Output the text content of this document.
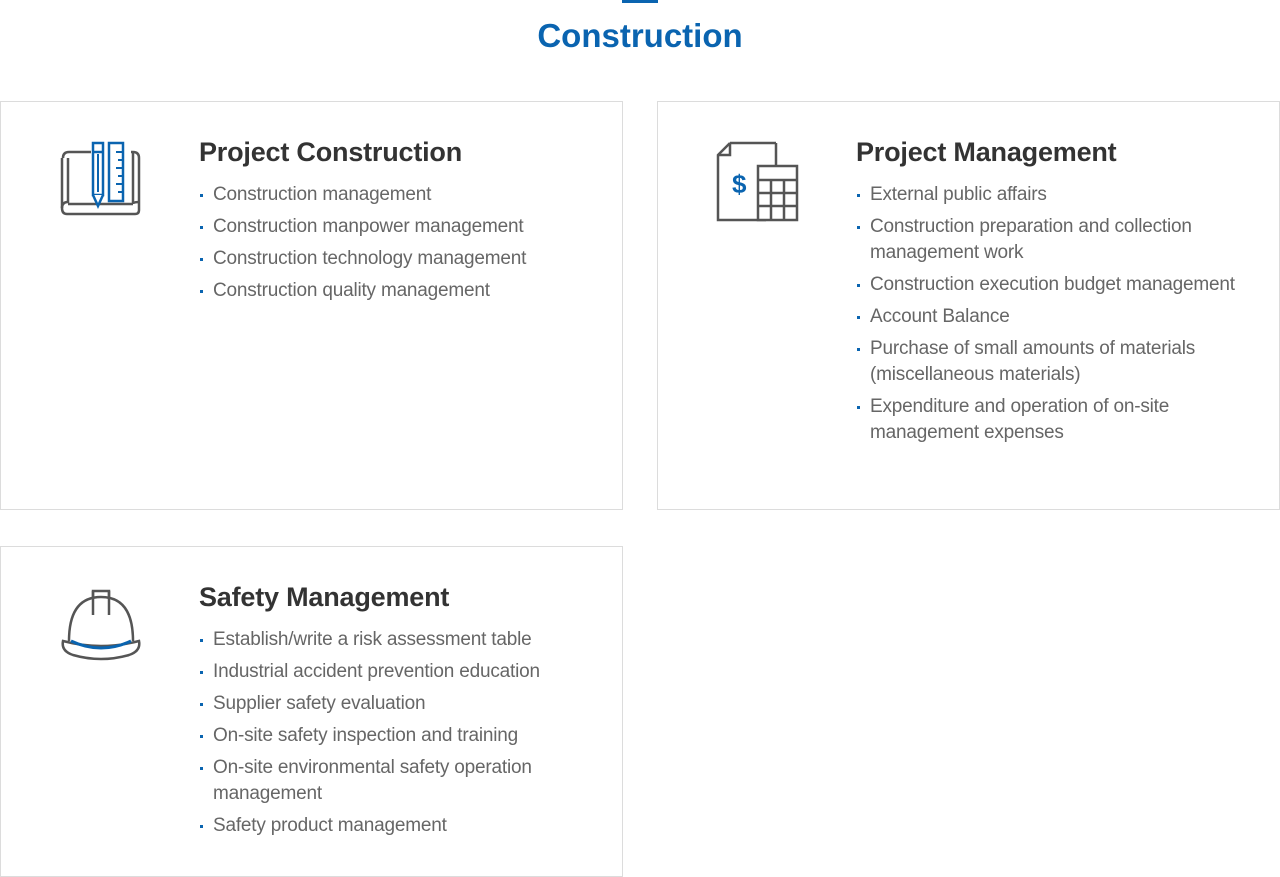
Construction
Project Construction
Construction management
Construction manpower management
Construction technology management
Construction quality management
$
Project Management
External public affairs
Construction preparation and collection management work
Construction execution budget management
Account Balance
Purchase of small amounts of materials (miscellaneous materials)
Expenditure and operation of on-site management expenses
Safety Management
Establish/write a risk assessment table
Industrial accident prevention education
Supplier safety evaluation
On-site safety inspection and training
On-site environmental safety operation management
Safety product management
◆ ◆ ◆ ◆ ◆ ◆ ◆
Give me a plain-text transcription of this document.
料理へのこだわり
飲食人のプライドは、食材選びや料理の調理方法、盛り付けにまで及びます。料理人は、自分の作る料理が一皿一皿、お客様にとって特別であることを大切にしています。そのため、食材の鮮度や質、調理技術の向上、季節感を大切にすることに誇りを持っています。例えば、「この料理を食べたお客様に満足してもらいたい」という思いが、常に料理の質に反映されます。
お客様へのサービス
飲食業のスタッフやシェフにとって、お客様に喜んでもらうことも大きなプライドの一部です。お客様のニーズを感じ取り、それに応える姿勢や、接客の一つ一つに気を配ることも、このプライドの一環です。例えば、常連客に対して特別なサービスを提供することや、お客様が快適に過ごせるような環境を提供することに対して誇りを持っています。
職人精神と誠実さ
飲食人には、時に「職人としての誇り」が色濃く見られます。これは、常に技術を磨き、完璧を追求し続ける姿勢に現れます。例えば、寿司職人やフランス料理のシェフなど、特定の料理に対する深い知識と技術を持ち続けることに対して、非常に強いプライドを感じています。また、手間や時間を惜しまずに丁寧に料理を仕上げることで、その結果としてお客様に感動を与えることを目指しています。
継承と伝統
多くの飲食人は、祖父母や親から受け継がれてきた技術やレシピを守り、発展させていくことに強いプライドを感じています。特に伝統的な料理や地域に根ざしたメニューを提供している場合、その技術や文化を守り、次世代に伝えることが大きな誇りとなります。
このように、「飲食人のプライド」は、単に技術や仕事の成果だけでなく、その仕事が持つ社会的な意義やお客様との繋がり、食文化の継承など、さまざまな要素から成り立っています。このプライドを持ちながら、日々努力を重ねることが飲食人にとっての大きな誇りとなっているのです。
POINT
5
◆ ◆ ◆ ◆ ◆ ◆ ◆
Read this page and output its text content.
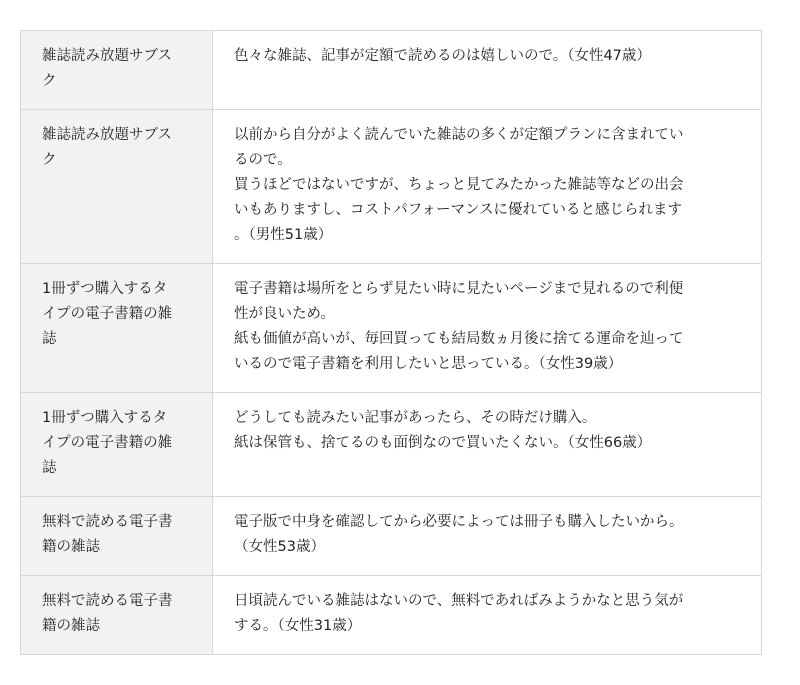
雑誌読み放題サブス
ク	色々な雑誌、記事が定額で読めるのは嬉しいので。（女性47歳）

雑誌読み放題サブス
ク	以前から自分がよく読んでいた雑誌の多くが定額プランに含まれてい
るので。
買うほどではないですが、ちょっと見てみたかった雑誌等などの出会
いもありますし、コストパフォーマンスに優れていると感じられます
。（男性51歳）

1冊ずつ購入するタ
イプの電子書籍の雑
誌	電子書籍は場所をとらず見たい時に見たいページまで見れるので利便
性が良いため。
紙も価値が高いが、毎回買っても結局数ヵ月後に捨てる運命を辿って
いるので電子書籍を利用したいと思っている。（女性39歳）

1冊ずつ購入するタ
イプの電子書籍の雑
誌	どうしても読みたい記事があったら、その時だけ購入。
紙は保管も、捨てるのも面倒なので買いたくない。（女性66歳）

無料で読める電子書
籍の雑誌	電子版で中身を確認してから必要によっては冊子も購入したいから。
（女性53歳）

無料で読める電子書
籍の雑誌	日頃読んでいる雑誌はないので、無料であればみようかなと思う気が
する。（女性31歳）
◆ ◆ ◆ ◆ ◆ ◆ ◆
* [CHALLENGE]
Report only the number of lines in the data above that contain "籍の雑誌".

* [COMPLETED TASK]
2